(Layout element entries)
····················

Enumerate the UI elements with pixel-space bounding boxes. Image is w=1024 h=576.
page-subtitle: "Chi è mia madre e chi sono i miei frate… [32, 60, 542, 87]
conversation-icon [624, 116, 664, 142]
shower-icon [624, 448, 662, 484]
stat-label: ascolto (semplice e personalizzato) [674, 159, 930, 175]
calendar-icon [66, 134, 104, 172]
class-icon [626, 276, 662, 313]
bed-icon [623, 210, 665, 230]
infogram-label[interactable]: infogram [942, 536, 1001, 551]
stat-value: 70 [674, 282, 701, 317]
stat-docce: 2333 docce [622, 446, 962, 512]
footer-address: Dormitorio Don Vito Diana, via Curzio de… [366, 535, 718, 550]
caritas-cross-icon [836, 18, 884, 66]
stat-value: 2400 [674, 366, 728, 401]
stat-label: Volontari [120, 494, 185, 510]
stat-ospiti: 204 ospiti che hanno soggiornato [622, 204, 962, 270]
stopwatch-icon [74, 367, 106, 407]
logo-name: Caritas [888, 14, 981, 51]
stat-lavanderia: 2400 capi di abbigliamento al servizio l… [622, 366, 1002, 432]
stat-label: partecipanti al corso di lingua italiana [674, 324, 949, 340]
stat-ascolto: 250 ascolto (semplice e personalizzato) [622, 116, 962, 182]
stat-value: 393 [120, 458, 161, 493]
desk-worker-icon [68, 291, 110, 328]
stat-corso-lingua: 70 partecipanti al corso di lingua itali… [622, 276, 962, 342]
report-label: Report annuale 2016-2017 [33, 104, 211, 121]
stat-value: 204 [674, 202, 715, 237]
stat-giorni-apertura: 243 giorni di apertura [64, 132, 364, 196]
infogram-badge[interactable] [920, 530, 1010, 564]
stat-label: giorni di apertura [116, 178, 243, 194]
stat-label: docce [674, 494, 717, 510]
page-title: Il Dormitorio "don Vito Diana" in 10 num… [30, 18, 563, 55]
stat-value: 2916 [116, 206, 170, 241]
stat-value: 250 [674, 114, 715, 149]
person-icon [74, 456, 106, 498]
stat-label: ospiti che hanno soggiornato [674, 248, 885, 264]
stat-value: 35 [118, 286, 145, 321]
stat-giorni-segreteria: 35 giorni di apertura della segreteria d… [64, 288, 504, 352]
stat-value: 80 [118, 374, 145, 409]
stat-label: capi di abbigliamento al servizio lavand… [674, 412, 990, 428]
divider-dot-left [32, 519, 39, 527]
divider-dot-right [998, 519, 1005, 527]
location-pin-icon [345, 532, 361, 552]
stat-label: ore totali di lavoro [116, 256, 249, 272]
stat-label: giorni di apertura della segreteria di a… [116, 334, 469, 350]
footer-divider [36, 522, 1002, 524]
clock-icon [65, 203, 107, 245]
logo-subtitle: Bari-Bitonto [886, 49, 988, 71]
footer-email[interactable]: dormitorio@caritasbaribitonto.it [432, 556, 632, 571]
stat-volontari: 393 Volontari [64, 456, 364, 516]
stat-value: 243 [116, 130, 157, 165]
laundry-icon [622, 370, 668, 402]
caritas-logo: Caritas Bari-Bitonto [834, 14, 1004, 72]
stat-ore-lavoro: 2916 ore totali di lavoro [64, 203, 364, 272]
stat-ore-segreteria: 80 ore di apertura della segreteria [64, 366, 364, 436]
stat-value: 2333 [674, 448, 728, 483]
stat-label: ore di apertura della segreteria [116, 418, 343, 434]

····················

Short exercise: Rename every "stat-label" in the records above to "stat-caption", and keep all other text the same.

Solution to this task:
Enumerate the UI elements with pixel-space bounding boxes. Image is w=1024 h=576.
page-subtitle: "Chi è mia madre e chi sono i miei frate… [32, 60, 542, 87]
conversation-icon [624, 116, 664, 142]
shower-icon [624, 448, 662, 484]
stat-caption: ascolto (semplice e personalizzato) [674, 159, 930, 175]
calendar-icon [66, 134, 104, 172]
class-icon [626, 276, 662, 313]
bed-icon [623, 210, 665, 230]
infogram-label[interactable]: infogram [942, 536, 1001, 551]
stat-value: 70 [674, 282, 701, 317]
stat-docce: 2333 docce [622, 446, 962, 512]
footer-address: Dormitorio Don Vito Diana, via Curzio de… [366, 535, 718, 550]
caritas-cross-icon [836, 18, 884, 66]
stat-value: 2400 [674, 366, 728, 401]
stat-caption: Volontari [120, 494, 185, 510]
stat-ospiti: 204 ospiti che hanno soggiornato [622, 204, 962, 270]
stopwatch-icon [74, 367, 106, 407]
logo-name: Caritas [888, 14, 981, 51]
stat-lavanderia: 2400 capi di abbigliamento al servizio l… [622, 366, 1002, 432]
stat-caption: partecipanti al corso di lingua italiana [674, 324, 949, 340]
stat-ascolto: 250 ascolto (semplice e personalizzato) [622, 116, 962, 182]
stat-value: 393 [120, 458, 161, 493]
desk-worker-icon [68, 291, 110, 328]
stat-corso-lingua: 70 partecipanti al corso di lingua itali… [622, 276, 962, 342]
report-label: Report annuale 2016-2017 [33, 104, 211, 121]
stat-value: 204 [674, 202, 715, 237]
stat-giorni-apertura: 243 giorni di apertura [64, 132, 364, 196]
infogram-badge[interactable] [920, 530, 1010, 564]
stat-caption: giorni di apertura [116, 178, 243, 194]
stat-caption: docce [674, 494, 717, 510]
page-title: Il Dormitorio "don Vito Diana" in 10 num… [30, 18, 563, 55]
stat-value: 2916 [116, 206, 170, 241]
stat-value: 250 [674, 114, 715, 149]
person-icon [74, 456, 106, 498]
stat-caption: ospiti che hanno soggiornato [674, 248, 885, 264]
stat-value: 35 [118, 286, 145, 321]
stat-giorni-segreteria: 35 giorni di apertura della segreteria d… [64, 288, 504, 352]
stat-value: 80 [118, 374, 145, 409]
stat-caption: capi di abbigliamento al servizio lavand… [674, 412, 990, 428]
divider-dot-left [32, 519, 39, 527]
divider-dot-right [998, 519, 1005, 527]
location-pin-icon [345, 532, 361, 552]
stat-caption: ore totali di lavoro [116, 256, 249, 272]
stat-caption: giorni di apertura della segreteria di a… [116, 334, 469, 350]
footer-divider [36, 522, 1002, 524]
clock-icon [65, 203, 107, 245]
logo-subtitle: Bari-Bitonto [886, 49, 988, 71]
footer-email[interactable]: dormitorio@caritasbaribitonto.it [432, 556, 632, 571]
stat-volontari: 393 Volontari [64, 456, 364, 516]
stat-value: 243 [116, 130, 157, 165]
laundry-icon [622, 370, 668, 402]
caritas-logo: Caritas Bari-Bitonto [834, 14, 1004, 72]
stat-ore-lavoro: 2916 ore totali di lavoro [64, 203, 364, 272]
stat-ore-segreteria: 80 ore di apertura della segreteria [64, 366, 364, 436]
stat-value: 2333 [674, 448, 728, 483]
stat-caption: ore di apertura della segreteria [116, 418, 343, 434]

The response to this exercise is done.